Extract to read:
┄┄┄┄┄┄┄┄┄┄

The matter of his temptations was very like the temptations of Eve. She fell by
the "lust of the flesh, the lust of the eye, and the pride of life": which are
the heads of all sins, 1 John 2:16.
By "the lust of the eyes": for "she saw the fruit, that it was pleasant
to the sight."
By "the lust of the flesh": she lusted for it, because "it was desirable
to be eaten."
By "the pride of life"; not contented with the state of perfection wherein
she was created, she affected a higher; and she "took of the fruit, and did
eat," that she might become wiser by it.
The same tempter set upon our Saviour with the same stratagems.
I. As Eve was deceived by mistaking his person, supposing a good angel discoursed with
her when it was a bad, so the devil in like manner puts on the good angel here, clothed
with light and feigned glory.
II. He endeavours to ensnare Christ by "the lust of the flesh"; "Command
that these stones be made bread": by "the lust of the eye"; "All these
things will I give thee, and the glory of them": by "the pride of life";
"'Throw thyself down,' and fly in the air, and be held up by angels."
5. Then the devil taketh him up into the holy city, and setteth him on a pinnacle of
[Upon the pinnacle of the Temple.] Whether he placed him upon the Temple itself,
or upon some building within the holy circuit, it is in vain to seek, because it cannot be
found. If it were upon the Temple itself, I should reflect upon the top of the porch of
the Temple: if upon some other building, I should reflect upon the royal gallery.
The priests were wont sometimes to go up to the top of the Temple, stairs being made for
this purpose, and described in the Talmudic book entitled Middoth; and they are said to
have ascended hither, "When fire was first put to the Temple, and to have thrown up
the keys of the chambers of the Temple towards heaven, with these words; 'O thou eternal
Lord, because we are not worthy to keep these keys, to thee they are delivered.' And there
came, as it were, the form of a hand out of heaven, and took them from them: and they
leaped down, and fell into the fire."
Above all other parts of the Temple the porch of the Temple, yea, the whole space
before it, may not unfitly be called the wing of the Temple, because, like wings,
it extended itself in breadth on each side, far beyond the breadth of the Temple: which we
take notice of elsewhere.
If, therefore, the devil had placed Christ in the very precipice of this part of the
Temple, he may well be said to have placed him upon the wing of the Temple, both
because this part was like a wing to the Temple itself, and that that precipice was the
wing of this part.
But if you suppose him placed upon the royal gallery, look upon it thus painted
out by Josephus: "On the south part [of the court of the Gentiles] was the king's
gallery, that deserves to be mentioned among the most magnificent things under the
sun: for upon a huge depth of a valley, scarcely to be fathomed by the eye of him that
stands above, Herod erected a gallery of a vast height; from the top of which if any
looked down, he would grow dizzy, his eyes not being able to reach to so vast a depth."
8. Again, the devil taketh him up into an exceeding high mountain, and showeth him
all the kingdoms of the world, and the glory of them;
[Showed him all the kingdoms of the world, &c.] That is, Rome with her
empire and state. For, 1. That empire is called all the world, (which word Luke
useth in this story), both in sacred and profane writers. 2. At this time all cities were
of little account in comparison of Rome, nor did any part of the earth bear any vogue
without that empire. 3. Rome was 'the seat of Satan,' Revelation 13:2; and he granted to
the beast of that city both it and the dominion. 4. This therefore seems to be that
whereby he attempts to ensnare our Saviour in this object, namely, that he promiseth to
give him the pomp and power of Caesar, and to deliver into his hand the highest empire of
the world, that is, the Roman. This, antichrist afterward obtained.

┄┄┄┄┄┄┄┄┄┄

Written task: Continue the commentary on the temptation of Christ, starting right after its final sentence.

Dataset extract:
┄┄┄┄┄┄┄┄┄┄

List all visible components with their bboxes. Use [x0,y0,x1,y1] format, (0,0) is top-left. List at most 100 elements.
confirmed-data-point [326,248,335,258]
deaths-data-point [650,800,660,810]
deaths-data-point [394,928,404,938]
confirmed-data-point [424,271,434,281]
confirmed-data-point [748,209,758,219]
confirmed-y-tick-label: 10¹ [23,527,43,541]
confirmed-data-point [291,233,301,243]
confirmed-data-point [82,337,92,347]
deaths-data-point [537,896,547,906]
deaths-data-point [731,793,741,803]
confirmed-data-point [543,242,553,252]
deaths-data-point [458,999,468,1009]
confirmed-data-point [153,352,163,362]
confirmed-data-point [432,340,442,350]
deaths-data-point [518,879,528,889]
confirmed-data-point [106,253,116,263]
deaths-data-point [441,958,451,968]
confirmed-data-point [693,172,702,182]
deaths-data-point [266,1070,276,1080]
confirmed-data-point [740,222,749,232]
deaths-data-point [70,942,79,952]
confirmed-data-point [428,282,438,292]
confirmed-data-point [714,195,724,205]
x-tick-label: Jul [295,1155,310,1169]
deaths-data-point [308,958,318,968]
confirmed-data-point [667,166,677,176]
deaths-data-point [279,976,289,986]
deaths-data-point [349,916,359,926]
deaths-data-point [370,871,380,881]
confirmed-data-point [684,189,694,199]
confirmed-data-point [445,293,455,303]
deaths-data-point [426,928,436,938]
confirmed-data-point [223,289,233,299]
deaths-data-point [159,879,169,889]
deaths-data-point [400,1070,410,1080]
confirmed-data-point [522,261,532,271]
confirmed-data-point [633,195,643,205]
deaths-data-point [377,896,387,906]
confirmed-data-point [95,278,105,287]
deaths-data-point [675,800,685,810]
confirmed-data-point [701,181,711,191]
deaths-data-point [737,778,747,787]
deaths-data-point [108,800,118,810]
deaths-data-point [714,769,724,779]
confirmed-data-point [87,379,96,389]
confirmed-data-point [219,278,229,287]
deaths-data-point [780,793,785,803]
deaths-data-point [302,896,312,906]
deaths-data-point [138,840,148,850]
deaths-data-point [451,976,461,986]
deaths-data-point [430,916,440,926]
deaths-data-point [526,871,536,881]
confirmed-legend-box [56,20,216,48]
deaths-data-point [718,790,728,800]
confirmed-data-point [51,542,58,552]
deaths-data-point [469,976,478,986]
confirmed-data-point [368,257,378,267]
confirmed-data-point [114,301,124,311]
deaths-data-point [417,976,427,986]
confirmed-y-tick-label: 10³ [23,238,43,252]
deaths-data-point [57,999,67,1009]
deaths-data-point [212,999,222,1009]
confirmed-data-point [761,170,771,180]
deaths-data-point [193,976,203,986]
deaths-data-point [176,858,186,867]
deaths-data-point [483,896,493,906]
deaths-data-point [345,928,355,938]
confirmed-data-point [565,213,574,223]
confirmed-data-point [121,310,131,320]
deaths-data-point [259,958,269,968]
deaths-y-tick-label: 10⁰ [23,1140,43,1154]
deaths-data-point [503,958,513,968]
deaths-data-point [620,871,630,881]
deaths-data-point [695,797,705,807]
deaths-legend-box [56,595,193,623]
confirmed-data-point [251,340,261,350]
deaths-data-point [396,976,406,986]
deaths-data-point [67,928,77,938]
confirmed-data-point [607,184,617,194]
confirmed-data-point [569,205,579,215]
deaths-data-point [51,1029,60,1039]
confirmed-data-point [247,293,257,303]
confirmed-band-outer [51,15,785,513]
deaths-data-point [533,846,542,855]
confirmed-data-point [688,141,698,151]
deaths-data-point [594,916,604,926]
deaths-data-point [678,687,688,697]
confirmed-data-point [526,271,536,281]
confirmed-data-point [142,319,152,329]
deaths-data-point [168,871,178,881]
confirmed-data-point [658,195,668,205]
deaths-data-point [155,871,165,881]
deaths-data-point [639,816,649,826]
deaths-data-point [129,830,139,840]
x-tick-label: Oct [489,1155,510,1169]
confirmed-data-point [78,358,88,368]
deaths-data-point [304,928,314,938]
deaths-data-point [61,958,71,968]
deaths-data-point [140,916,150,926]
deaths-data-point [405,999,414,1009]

┄┄┄┄┄┄┄┄┄┄

Answer for this exercise:
13. And leaving Nazareth, he came and dwelt in Capernaum, which is upon the sea
coast, in the borders of Zabulon and Nephthalim:
[And, leaving Nazareth, he came and dwelt at Capernaum.] Why he left Nazareth
after he had passed six or seven-and-twenty years there, the reason appears, Luke 4:28,
&c. We do not read that he returned thither again; and so, unhappy Nazareth, thou
perishest by thine own folly and perverseness. Whether his father Joseph had any
inheritance at Capernaum, which he possessed as his heir, or rather dwelt there in some
hired house, we dispute not. This is certainly called his city, Matthew 9:1, &c.; and
here, as a citizen, he paid the half-shekel, Matthew 17:24. Where it is worthy marking
what is said by the Jews: How long does a man dwell in some city before he be as one of
the citizens? Twelve months. The same is recited again elsewhere. The Jerusalem Gemara
thus explains it; "If he tarry in the city thirty days, he becomes as one of the
citizens in respect of the alms-chest; if six months, he becomes a citizen in respect of
clothing; if twelve months, in respect of tributes and taxes." The Babylonian adds,
"if nine months, in respect of burial." That is, if any abide in a city thirty
days, they require of him alms for the poor; if six months, he is bound, with the other
citizens, to clothe the poor; if nine months, to bury the dead poor; if twelve months, he
is bound to undergo all other taxes with the rest of the citizens.
15. The land of Zabulon, and the land of Nephthalim, by the way of the sea,
beyond Jordan, Galilee of the Gentiles;
[The land of Zabulon, and the land of Nephthali.] It is needful that the words
of Isaiah be considered, whence these words are taken. He had been discoursing, in the
eighth chapter towards the end, concerning the straits and miseries that compassed the
transgressors of the law and the testimony. "To the law and to the testimony,"
&c., verse 20. "But if a man transgress against it [that is, the law and the
testimony], it will redound to his hardship, and he shall suffer hunger,"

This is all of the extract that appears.